* Start Information supplied *

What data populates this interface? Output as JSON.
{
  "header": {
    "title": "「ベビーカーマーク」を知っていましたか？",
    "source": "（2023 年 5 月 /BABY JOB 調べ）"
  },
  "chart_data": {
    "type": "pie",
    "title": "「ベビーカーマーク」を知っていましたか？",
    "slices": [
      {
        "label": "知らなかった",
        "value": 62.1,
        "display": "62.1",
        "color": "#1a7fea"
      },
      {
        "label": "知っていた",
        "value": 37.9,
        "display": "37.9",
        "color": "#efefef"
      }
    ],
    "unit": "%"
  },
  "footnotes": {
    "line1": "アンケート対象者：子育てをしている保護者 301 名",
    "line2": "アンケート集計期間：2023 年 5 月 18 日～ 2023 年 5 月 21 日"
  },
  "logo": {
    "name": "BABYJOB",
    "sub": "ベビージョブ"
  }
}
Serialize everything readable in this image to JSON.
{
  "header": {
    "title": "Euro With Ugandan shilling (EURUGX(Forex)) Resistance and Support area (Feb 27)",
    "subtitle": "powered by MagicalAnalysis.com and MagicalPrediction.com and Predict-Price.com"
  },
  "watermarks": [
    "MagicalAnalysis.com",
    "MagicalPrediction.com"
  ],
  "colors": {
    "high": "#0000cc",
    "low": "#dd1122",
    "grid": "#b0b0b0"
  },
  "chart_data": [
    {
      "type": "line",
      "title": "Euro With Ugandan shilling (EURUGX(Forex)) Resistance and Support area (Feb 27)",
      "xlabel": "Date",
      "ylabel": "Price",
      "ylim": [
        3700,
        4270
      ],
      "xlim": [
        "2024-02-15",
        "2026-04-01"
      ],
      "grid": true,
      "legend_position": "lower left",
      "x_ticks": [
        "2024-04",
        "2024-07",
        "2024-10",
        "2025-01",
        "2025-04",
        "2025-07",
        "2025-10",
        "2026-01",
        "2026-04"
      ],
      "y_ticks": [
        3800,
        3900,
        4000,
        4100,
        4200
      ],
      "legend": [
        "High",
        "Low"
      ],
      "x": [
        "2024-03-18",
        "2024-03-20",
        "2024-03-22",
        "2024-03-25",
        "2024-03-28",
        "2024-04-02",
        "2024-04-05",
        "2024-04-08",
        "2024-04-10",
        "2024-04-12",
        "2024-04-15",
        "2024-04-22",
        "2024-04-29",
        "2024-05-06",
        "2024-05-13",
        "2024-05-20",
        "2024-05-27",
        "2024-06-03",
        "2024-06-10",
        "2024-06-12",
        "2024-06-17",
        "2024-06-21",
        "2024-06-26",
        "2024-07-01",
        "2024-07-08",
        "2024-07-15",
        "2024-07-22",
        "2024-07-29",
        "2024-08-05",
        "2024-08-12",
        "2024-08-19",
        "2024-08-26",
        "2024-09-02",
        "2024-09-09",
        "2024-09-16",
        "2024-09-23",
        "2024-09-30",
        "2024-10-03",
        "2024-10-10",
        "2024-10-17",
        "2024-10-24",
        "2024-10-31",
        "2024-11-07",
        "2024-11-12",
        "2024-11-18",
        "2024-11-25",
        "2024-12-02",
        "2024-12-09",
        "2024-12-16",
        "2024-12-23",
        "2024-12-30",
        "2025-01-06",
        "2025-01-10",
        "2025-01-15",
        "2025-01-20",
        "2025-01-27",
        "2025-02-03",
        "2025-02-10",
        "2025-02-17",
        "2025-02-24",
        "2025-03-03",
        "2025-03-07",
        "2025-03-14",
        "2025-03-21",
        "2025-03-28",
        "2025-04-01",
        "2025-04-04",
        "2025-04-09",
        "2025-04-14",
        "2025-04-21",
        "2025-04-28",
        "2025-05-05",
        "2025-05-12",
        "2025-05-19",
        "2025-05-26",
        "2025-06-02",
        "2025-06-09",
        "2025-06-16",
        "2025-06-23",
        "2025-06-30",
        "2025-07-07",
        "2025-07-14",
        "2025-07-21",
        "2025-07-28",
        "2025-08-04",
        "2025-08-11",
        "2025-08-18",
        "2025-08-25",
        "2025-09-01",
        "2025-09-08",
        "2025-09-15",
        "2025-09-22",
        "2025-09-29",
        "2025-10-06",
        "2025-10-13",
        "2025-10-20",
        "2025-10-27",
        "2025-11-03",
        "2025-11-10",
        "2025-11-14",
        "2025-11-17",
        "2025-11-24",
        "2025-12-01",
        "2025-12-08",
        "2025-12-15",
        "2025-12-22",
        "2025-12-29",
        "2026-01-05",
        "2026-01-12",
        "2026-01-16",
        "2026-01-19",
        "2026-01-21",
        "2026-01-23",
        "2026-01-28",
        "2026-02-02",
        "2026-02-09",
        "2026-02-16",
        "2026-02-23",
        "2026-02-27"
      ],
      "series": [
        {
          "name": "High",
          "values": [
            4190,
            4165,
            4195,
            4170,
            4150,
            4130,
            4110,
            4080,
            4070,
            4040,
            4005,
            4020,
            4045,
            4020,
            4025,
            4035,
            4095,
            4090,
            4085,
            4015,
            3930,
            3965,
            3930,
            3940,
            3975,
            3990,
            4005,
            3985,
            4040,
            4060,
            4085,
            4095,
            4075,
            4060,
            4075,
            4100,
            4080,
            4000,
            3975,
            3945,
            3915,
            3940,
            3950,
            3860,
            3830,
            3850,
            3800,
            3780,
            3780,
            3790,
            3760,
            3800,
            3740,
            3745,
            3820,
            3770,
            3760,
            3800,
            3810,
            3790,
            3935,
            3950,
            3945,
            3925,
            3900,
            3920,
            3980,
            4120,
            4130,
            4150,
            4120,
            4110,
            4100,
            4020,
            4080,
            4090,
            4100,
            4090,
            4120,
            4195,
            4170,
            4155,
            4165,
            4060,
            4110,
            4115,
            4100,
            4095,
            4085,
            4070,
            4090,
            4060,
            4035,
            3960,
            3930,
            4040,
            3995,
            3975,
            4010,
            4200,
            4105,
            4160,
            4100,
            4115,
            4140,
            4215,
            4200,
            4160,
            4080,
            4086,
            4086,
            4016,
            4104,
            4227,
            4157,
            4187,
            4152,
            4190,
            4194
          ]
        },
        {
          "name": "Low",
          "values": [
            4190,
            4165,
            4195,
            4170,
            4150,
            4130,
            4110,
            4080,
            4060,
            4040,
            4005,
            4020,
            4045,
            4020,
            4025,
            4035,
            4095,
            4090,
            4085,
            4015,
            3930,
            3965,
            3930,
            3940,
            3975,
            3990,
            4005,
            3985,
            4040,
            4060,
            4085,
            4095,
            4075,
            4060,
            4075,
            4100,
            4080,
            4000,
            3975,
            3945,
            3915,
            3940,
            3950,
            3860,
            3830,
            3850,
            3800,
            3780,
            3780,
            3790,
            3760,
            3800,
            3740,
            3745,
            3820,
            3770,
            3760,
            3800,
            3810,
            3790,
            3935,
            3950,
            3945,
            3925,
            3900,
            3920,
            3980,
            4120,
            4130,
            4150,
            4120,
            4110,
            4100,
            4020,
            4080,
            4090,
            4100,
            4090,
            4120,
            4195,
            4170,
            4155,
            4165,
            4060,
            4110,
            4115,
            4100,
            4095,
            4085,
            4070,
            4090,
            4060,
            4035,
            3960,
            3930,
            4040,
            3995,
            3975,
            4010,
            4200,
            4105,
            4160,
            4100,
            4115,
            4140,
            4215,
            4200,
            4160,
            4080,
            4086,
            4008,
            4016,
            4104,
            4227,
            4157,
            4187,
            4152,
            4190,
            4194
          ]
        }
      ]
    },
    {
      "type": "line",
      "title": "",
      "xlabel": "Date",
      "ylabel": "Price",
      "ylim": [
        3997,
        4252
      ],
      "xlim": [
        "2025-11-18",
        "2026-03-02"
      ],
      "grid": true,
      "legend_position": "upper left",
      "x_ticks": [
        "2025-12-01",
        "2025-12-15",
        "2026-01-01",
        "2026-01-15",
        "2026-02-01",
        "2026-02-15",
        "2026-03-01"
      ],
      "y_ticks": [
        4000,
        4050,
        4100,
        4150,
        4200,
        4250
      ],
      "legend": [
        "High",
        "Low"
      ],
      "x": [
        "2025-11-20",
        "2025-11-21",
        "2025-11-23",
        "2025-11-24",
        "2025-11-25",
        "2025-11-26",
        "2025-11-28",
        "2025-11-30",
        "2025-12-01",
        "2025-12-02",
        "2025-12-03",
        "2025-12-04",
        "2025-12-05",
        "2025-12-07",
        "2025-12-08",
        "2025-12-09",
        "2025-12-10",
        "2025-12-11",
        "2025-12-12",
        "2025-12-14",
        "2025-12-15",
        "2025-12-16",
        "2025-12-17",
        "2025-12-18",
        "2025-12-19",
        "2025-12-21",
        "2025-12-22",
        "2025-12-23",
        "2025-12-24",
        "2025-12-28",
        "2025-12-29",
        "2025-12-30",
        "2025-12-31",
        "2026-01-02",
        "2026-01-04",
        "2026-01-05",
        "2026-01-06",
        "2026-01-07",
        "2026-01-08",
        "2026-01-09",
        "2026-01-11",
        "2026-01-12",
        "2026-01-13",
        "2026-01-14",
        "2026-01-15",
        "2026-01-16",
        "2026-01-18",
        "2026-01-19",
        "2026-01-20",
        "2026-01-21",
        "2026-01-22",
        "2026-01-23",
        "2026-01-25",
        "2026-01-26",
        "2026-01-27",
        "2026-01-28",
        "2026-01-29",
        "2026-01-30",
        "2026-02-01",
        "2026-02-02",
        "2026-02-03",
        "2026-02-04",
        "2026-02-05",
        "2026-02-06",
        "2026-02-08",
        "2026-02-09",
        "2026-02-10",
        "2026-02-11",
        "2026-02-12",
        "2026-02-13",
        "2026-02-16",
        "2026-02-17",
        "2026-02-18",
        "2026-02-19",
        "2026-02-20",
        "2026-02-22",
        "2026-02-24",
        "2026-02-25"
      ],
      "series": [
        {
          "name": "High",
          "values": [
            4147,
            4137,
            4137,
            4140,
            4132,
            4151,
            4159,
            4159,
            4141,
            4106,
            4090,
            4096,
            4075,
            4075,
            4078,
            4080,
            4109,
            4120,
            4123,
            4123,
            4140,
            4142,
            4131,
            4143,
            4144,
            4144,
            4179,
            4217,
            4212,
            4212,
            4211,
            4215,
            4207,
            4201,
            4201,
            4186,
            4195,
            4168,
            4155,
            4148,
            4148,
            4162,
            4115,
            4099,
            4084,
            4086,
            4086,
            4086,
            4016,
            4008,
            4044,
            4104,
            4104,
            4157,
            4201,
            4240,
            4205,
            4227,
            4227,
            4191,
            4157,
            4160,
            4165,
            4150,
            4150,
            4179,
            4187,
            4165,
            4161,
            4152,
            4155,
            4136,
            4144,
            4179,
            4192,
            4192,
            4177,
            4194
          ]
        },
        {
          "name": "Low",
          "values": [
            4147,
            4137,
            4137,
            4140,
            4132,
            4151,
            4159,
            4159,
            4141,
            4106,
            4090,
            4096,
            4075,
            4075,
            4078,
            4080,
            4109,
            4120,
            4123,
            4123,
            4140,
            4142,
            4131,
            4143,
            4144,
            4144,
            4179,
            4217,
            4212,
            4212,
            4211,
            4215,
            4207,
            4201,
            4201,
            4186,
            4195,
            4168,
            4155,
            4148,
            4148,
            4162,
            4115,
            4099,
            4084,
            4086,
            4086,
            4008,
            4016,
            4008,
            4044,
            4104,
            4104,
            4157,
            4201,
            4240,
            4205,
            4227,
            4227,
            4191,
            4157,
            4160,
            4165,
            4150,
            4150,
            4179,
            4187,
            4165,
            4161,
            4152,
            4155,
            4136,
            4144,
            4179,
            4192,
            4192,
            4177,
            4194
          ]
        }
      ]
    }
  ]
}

* End Information supplied *

> **Written task**:
Each line above that includes "Ugandan" should be shown.

> **Full solution**:
    "title": "Euro With Ugandan shilling (EURUGX(Forex)) Resistance and Support area (Feb 27)",
      "title": "Euro With Ugandan shilling (EURUGX(Forex)) Resistance and Support area (Feb 27)",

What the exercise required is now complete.